GIVEN REQUEST: From the listing below, pull out the lines that hold "ylabel".

MATERIALS PROVIDED:
— start —

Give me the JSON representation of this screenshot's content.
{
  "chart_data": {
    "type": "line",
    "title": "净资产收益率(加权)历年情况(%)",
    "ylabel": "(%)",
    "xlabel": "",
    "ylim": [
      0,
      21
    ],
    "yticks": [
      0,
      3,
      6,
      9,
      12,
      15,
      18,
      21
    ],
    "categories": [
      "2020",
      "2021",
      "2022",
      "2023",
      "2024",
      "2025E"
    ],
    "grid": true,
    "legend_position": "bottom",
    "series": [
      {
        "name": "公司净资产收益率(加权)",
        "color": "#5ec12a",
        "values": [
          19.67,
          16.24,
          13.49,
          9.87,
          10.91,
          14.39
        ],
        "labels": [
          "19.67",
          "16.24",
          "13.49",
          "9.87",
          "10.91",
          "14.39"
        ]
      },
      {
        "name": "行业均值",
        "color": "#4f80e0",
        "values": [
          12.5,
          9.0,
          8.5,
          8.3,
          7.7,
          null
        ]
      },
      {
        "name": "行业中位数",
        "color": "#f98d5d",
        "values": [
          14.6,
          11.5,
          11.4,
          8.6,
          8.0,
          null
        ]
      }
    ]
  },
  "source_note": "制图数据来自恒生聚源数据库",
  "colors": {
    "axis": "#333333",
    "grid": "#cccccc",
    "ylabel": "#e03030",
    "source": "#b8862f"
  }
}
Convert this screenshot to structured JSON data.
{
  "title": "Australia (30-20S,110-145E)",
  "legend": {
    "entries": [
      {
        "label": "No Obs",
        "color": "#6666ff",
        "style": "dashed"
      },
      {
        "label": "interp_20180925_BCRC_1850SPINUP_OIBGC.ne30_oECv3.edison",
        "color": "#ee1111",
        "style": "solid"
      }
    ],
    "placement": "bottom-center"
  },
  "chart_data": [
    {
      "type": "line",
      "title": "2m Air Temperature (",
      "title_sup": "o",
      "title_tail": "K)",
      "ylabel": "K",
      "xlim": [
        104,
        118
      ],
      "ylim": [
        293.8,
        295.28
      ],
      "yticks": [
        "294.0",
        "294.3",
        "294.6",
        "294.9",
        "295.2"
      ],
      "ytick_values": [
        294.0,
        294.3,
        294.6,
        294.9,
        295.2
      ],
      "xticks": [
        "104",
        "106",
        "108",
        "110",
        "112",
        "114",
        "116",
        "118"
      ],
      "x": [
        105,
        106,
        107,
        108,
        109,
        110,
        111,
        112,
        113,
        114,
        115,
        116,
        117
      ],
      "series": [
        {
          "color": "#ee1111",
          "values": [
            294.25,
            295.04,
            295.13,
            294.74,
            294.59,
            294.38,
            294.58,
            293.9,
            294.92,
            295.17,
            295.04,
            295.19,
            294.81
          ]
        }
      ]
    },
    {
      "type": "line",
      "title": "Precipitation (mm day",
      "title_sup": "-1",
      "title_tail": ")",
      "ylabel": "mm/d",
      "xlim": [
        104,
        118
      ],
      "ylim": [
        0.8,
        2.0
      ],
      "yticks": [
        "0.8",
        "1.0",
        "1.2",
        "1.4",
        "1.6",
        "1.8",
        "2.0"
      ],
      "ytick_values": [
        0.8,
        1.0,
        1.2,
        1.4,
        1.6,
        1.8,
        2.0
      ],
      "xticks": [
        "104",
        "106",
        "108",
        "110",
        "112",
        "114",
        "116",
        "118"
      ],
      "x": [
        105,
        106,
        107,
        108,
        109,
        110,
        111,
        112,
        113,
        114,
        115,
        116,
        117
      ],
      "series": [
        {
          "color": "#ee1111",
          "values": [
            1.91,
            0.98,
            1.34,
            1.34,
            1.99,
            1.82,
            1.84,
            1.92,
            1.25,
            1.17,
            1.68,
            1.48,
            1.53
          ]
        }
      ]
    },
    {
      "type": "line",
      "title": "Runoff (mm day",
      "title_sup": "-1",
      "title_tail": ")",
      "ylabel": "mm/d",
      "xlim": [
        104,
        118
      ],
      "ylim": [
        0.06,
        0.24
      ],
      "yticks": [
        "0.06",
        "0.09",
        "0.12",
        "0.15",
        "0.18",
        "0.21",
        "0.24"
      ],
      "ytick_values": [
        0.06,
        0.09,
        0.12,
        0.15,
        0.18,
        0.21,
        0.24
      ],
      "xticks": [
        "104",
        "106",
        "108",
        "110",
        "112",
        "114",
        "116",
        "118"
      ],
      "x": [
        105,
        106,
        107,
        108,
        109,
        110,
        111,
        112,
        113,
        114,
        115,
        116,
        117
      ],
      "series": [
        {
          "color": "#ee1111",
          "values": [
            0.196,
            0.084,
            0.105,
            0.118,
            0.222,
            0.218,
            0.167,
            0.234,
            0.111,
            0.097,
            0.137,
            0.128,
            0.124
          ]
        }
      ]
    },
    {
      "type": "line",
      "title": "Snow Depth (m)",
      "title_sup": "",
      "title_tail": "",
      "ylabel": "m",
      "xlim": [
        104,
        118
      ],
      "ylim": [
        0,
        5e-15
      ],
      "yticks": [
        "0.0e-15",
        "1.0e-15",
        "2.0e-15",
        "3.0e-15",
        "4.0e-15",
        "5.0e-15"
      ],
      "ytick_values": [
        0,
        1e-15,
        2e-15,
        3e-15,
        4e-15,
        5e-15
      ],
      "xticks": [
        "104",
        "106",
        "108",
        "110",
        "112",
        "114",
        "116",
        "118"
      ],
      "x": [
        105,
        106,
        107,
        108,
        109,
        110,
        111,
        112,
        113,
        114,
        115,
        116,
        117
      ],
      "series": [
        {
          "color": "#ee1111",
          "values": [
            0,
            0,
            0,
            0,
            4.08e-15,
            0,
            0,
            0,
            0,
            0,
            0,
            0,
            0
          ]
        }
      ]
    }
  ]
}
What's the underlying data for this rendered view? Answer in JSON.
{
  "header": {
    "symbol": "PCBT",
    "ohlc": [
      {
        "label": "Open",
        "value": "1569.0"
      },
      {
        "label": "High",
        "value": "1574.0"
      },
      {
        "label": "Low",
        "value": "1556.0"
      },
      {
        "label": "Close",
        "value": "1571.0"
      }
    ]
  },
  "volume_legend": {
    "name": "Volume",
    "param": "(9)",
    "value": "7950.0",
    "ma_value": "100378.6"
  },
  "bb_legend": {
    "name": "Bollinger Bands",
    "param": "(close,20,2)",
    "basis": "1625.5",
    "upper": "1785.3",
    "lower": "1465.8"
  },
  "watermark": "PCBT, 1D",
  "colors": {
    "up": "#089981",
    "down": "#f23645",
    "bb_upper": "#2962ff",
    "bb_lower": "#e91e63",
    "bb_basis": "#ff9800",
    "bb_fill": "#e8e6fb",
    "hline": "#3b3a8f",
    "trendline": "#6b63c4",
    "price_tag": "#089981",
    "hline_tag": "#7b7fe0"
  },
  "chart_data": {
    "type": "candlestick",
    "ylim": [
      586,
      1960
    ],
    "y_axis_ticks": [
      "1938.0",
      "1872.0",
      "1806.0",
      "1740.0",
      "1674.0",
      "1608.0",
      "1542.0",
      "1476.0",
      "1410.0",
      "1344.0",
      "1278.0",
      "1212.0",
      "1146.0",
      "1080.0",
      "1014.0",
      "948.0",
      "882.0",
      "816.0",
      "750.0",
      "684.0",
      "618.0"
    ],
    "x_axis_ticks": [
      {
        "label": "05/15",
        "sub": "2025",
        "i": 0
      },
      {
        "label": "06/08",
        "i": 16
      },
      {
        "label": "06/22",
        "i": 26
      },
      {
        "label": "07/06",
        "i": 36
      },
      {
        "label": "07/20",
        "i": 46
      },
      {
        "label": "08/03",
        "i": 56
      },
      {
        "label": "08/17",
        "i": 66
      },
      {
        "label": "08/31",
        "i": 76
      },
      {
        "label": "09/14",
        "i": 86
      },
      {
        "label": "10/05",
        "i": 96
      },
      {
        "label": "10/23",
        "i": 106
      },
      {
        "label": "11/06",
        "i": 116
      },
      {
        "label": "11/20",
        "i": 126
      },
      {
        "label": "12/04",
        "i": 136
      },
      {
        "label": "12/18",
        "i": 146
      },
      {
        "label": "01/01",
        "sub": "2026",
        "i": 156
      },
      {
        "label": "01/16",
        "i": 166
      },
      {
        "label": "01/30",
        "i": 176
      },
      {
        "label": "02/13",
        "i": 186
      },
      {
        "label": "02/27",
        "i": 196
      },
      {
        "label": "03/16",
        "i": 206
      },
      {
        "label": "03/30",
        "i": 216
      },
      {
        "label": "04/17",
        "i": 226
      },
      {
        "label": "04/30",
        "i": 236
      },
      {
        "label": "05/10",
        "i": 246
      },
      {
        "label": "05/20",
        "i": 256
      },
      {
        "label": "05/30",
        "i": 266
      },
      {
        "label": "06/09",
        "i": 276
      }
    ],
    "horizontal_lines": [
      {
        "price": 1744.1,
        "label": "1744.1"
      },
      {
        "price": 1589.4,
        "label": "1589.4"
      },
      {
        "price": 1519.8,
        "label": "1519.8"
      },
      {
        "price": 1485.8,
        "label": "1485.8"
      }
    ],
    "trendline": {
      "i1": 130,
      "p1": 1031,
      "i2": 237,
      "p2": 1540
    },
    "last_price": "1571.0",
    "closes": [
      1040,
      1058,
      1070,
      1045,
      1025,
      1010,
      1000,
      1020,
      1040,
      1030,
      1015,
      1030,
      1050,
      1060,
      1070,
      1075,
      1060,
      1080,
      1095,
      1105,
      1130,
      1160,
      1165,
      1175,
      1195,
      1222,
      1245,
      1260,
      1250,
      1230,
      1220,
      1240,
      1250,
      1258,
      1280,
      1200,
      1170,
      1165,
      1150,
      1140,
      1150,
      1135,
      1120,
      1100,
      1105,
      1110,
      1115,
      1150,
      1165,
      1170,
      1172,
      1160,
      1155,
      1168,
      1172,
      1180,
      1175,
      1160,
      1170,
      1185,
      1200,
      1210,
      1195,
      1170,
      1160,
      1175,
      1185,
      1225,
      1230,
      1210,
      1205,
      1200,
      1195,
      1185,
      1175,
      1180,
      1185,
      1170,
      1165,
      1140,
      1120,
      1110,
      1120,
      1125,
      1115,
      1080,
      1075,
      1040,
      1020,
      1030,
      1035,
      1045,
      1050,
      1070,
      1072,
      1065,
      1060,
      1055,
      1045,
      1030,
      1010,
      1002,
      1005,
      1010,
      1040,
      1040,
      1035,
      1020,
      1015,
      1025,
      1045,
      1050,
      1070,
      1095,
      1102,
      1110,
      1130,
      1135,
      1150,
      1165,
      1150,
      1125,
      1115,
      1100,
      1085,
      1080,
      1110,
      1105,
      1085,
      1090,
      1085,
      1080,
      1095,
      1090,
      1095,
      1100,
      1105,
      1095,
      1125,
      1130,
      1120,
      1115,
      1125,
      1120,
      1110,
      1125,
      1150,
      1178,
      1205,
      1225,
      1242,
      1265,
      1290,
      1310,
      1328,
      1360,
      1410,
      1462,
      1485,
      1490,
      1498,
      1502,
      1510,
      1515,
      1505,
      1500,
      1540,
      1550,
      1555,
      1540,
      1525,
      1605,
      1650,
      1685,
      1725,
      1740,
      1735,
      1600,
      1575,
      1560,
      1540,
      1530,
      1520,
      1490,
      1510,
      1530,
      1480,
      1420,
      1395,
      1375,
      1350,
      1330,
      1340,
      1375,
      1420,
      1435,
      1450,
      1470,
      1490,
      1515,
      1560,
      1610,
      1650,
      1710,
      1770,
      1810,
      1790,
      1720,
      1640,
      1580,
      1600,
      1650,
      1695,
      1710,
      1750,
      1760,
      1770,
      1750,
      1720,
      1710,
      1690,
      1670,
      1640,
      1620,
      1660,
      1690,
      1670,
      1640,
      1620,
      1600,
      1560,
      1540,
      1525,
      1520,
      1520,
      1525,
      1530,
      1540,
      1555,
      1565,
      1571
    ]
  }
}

— end —

EXERCISE OUTPUT:
    "ylabel": "(%)",
    "ylabel": "#e03030",
      "ylabel": "K",
      "ylabel": "mm/d",
      "ylabel": "mm/d",
      "ylabel": "m",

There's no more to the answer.